◆ Stored records
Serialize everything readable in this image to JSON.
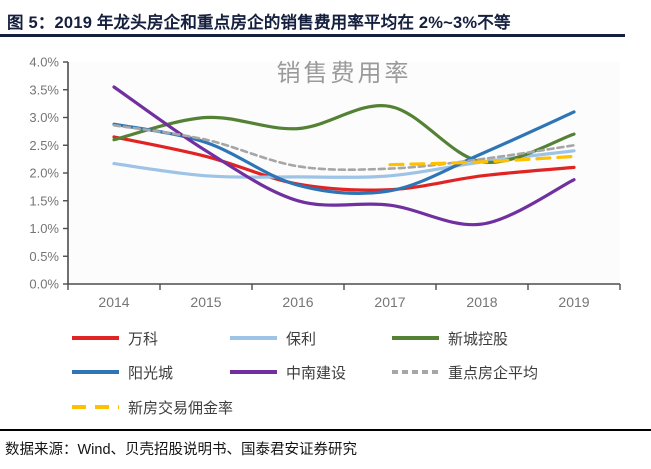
{
  "header": {
    "title": "图 5：2019 年龙头房企和重点房企的销售费用率平均在 2%~3%不等"
  },
  "footer": {
    "source": "数据来源：Wind、贝壳招股说明书、国泰君安证券研究"
  },
  "chart_data": {
    "type": "line",
    "title": "销售费用率",
    "categories": [
      "2014",
      "2015",
      "2016",
      "2017",
      "2018",
      "2019"
    ],
    "xlabel": "",
    "ylabel": "",
    "ylim": [
      0.0,
      4.0
    ],
    "y_tick_labels": [
      "0.0%",
      "0.5%",
      "1.0%",
      "1.5%",
      "2.0%",
      "2.5%",
      "3.0%",
      "3.5%",
      "4.0%"
    ],
    "grid": false,
    "legend_position": "bottom",
    "line_shape": "smooth",
    "series": [
      {
        "id": "vanke",
        "name": "万科",
        "color": "#e02424",
        "style": "solid",
        "values": [
          2.65,
          2.3,
          1.8,
          1.7,
          1.95,
          2.1
        ]
      },
      {
        "id": "poly",
        "name": "保利",
        "color": "#9dc3e6",
        "style": "solid",
        "values": [
          2.17,
          1.95,
          1.93,
          1.95,
          2.2,
          2.4
        ]
      },
      {
        "id": "seazen",
        "name": "新城控股",
        "color": "#548235",
        "style": "solid",
        "values": [
          2.6,
          3.0,
          2.8,
          3.2,
          2.2,
          2.7
        ]
      },
      {
        "id": "yango",
        "name": "阳光城",
        "color": "#2e75b6",
        "style": "solid",
        "values": [
          2.88,
          2.55,
          1.78,
          1.68,
          2.35,
          3.1
        ]
      },
      {
        "id": "zhongnan",
        "name": "中南建设",
        "color": "#7030a0",
        "style": "solid",
        "values": [
          3.55,
          2.4,
          1.5,
          1.42,
          1.08,
          1.88
        ]
      },
      {
        "id": "key-avg",
        "name": "重点房企平均",
        "color": "#a6a6a6",
        "style": "dashed",
        "values": [
          2.86,
          2.6,
          2.12,
          2.08,
          2.25,
          2.5
        ]
      },
      {
        "id": "commission",
        "name": "新房交易佣金率",
        "color": "#ffc000",
        "style": "long-dashed",
        "values": [
          null,
          null,
          null,
          2.15,
          2.2,
          2.3
        ]
      }
    ]
  }
}
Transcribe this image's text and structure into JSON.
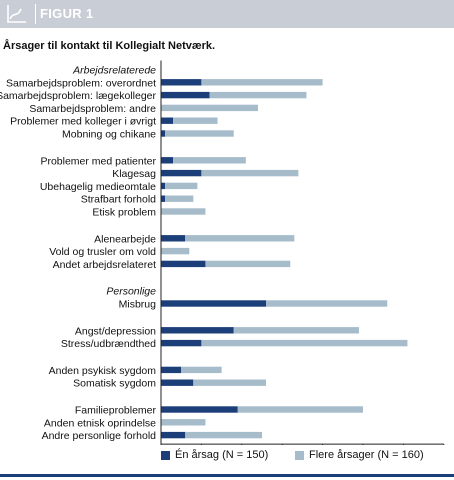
{
  "header": {
    "figure_label": "FIGUR 1",
    "icon": "line-chart-icon"
  },
  "colors": {
    "header_bg": "#c8cdd6",
    "series_one": "#1c3f7a",
    "series_multi": "#a6bccb",
    "rule": "#1c3f7a"
  },
  "chart_data": {
    "type": "bar",
    "orientation": "horizontal",
    "stacked": true,
    "title": "Årsager til kontakt til Kollegialt Netværk.",
    "xlabel": "",
    "x_unit": "n",
    "xlim": [
      0,
      70
    ],
    "xticks": [
      0,
      10,
      20,
      30,
      40,
      50,
      60,
      70
    ],
    "grid": false,
    "legend_position": "bottom",
    "series": [
      {
        "name": "Én årsag (N = 150)",
        "color": "#1c3f7a"
      },
      {
        "name": "Flere årsager (N = 160)",
        "color": "#a6bccb"
      }
    ],
    "groups": [
      {
        "heading": "Arbejdsrelaterede",
        "items": [
          {
            "label": "Samarbejdsproblem: overordnet",
            "values": [
              10,
              30
            ]
          },
          {
            "label": "Samarbejdsproblem: lægekolleger",
            "values": [
              12,
              24
            ]
          },
          {
            "label": "Samarbejdsproblem: andre",
            "values": [
              0,
              24
            ]
          },
          {
            "label": "Problemer med kolleger i øvrigt",
            "values": [
              3,
              11
            ]
          },
          {
            "label": "Mobning og chikane",
            "values": [
              1,
              17
            ]
          }
        ]
      },
      {
        "heading": "",
        "items": [
          {
            "label": "Problemer med patienter",
            "values": [
              3,
              18
            ]
          },
          {
            "label": "Klagesag",
            "values": [
              10,
              24
            ]
          },
          {
            "label": "Ubehagelig medieomtale",
            "values": [
              1,
              8
            ]
          },
          {
            "label": "Strafbart forhold",
            "values": [
              1,
              7
            ]
          },
          {
            "label": "Etisk problem",
            "values": [
              0,
              11
            ]
          }
        ]
      },
      {
        "heading": "",
        "items": [
          {
            "label": "Alenearbejde",
            "values": [
              6,
              27
            ]
          },
          {
            "label": "Vold og trusler om vold",
            "values": [
              0,
              7
            ]
          },
          {
            "label": "Andet arbejdsrelateret",
            "values": [
              11,
              21
            ]
          }
        ]
      },
      {
        "heading": "Personlige",
        "items": [
          {
            "label": "Misbrug",
            "values": [
              26,
              30
            ]
          }
        ]
      },
      {
        "heading": "",
        "items": [
          {
            "label": "Angst/depression",
            "values": [
              18,
              31
            ]
          },
          {
            "label": "Stress/udbrændthed",
            "values": [
              10,
              51
            ]
          }
        ]
      },
      {
        "heading": "",
        "items": [
          {
            "label": "Anden psykisk sygdom",
            "values": [
              5,
              10
            ]
          },
          {
            "label": "Somatisk sygdom",
            "values": [
              8,
              18
            ]
          }
        ]
      },
      {
        "heading": "",
        "items": [
          {
            "label": "Familieproblemer",
            "values": [
              19,
              31
            ]
          },
          {
            "label": "Anden etnisk oprindelse",
            "values": [
              0,
              11
            ]
          },
          {
            "label": "Andre personlige forhold",
            "values": [
              6,
              19
            ]
          }
        ]
      }
    ]
  }
}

◆ Requirements
Which lines hold the word "Samarbejdsproblem"? Copy all of them.

◆ Written reply
            "label": "Samarbejdsproblem: overordnet",
            "label": "Samarbejdsproblem: lægekolleger",
            "label": "Samarbejdsproblem: andre",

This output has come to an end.